(begin)
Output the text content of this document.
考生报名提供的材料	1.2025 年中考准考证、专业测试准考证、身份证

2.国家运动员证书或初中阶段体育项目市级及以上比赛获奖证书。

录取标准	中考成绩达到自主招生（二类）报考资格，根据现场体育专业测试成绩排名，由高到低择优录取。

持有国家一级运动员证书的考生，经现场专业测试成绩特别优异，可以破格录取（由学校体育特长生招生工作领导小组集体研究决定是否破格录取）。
(end)
Your task is to repeat the data exactly; please include every line.

Output the text content of this document.
考生报名提供的材料	1.2025 年中考准考证、专业测试准考证、身份证

2.国家运动员证书或初中阶段体育项目市级及以上比赛获奖证书。

录取标准	中考成绩达到自主招生（二类）报考资格，根据现场体育专业测试成绩排名，由高到低择优录取。

持有国家一级运动员证书的考生，经现场专业测试成绩特别优异，可以破格录取（由学校体育特长生招生工作领导小组集体研究决定是否破格录取）。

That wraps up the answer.